(Collected data)
#####

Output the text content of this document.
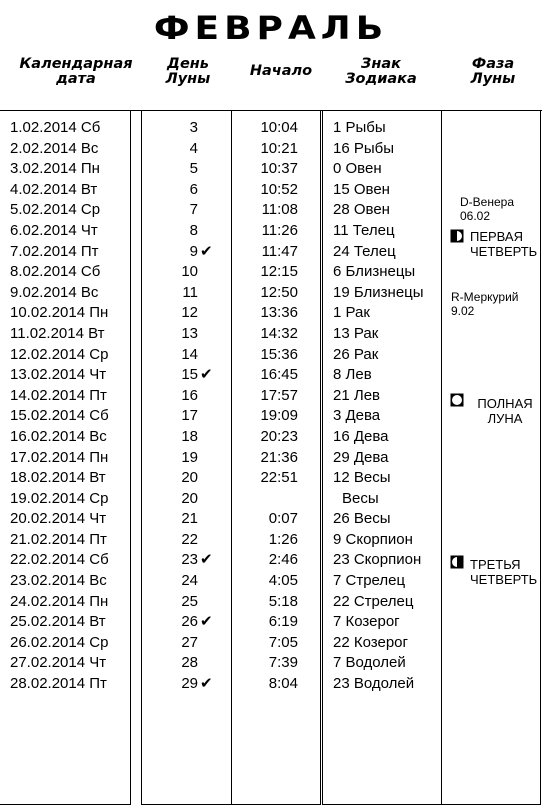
ФЕВРАЛЬ
Календарная
дата
День
Луны	Начало	Знак
Зодиака
Фаза
Луны
1.02.2014 Сб
2.02.2014 Вс
3.02.2014 Пн
4.02.2014 Вт
5.02.2014 Ср
6.02.2014 Чт
7.02.2014 Пт
8.02.2014 Сб
9.02.2014 Вс
10.02.2014 Пн
11.02.2014 Вт
12.02.2014 Ср
13.02.2014 Чт
14.02.2014 Пт
15.02.2014 Сб
16.02.2014 Вс
17.02.2014 Пн
18.02.2014 Вт
19.02.2014 Ср
20.02.2014 Чт
21.02.2014 Пт
22.02.2014 Сб
23.02.2014 Вс
24.02.2014 Пн
25.02.2014 Вт
26.02.2014 Ср
27.02.2014 Чт
28.02.2014 Пт
3
4
5
6
7
8
9 ✔
10
11
12
13
14
15 ✔
16
17
18
19
20
20
21
22
23 ✔
24
25
26 ✔
27
28
29 ✔
10:04
10:21
10:37
10:52
11:08
11:26
11:47
12:15
12:50
13:36
14:32
15:36
16:45
17:57
19:09
20:23
21:36
22:51
0:07
1:26
2:46
4:05
5:18
6:19
7:05
7:39
8:04
1 Рыбы
16 Рыбы
0 Овен
15 Овен
28 Овен
11 Телец
24 Телец
6 Близнецы
19 Близнецы
1 Рак
13 Рак
26 Рак
8 Лев
21 Лев
3 Дева
16 Дева
29 Дева
12 Весы
Весы
26 Весы
9 Скорпион
23 Скорпион
7 Стрелец
22 Стрелец
7 Козерог
22 Козерог
7 Водолей
23 Водолей
D-Венера
06.02
ПЕРВАЯ
ЧЕТВЕРТЬ
R-Меркурий
9.02
ПОЛНАЯ
ЛУНА
ТРЕТЬЯ
ЧЕТВЕРТЬ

#####

» Given task
Images should not appear in the copy; retype the listing above exactly.

» Finished task
Output the text content of this document.
ФЕВРАЛЬ
Календарная
дата
День
Луны	Начало	Знак
Зодиака
Фаза
Луны
1.02.2014 Сб
2.02.2014 Вс
3.02.2014 Пн
4.02.2014 Вт
5.02.2014 Ср
6.02.2014 Чт
7.02.2014 Пт
8.02.2014 Сб
9.02.2014 Вс
10.02.2014 Пн
11.02.2014 Вт
12.02.2014 Ср
13.02.2014 Чт
14.02.2014 Пт
15.02.2014 Сб
16.02.2014 Вс
17.02.2014 Пн
18.02.2014 Вт
19.02.2014 Ср
20.02.2014 Чт
21.02.2014 Пт
22.02.2014 Сб
23.02.2014 Вс
24.02.2014 Пн
25.02.2014 Вт
26.02.2014 Ср
27.02.2014 Чт
28.02.2014 Пт
3
4
5
6
7
8
9 ✔
10
11
12
13
14
15 ✔
16
17
18
19
20
20
21
22
23 ✔
24
25
26 ✔
27
28
29 ✔
10:04
10:21
10:37
10:52
11:08
11:26
11:47
12:15
12:50
13:36
14:32
15:36
16:45
17:57
19:09
20:23
21:36
22:51
0:07
1:26
2:46
4:05
5:18
6:19
7:05
7:39
8:04
1 Рыбы
16 Рыбы
0 Овен
15 Овен
28 Овен
11 Телец
24 Телец
6 Близнецы
19 Близнецы
1 Рак
13 Рак
26 Рак
8 Лев
21 Лев
3 Дева
16 Дева
29 Дева
12 Весы
Весы
26 Весы
9 Скорпион
23 Скорпион
7 Стрелец
22 Стрелец
7 Козерог
22 Козерог
7 Водолей
23 Водолей
D-Венера
06.02
ПЕРВАЯ
ЧЕТВЕРТЬ
R-Меркурий
9.02
ПОЛНАЯ
ЛУНА
ТРЕТЬЯ
ЧЕТВЕРТЬ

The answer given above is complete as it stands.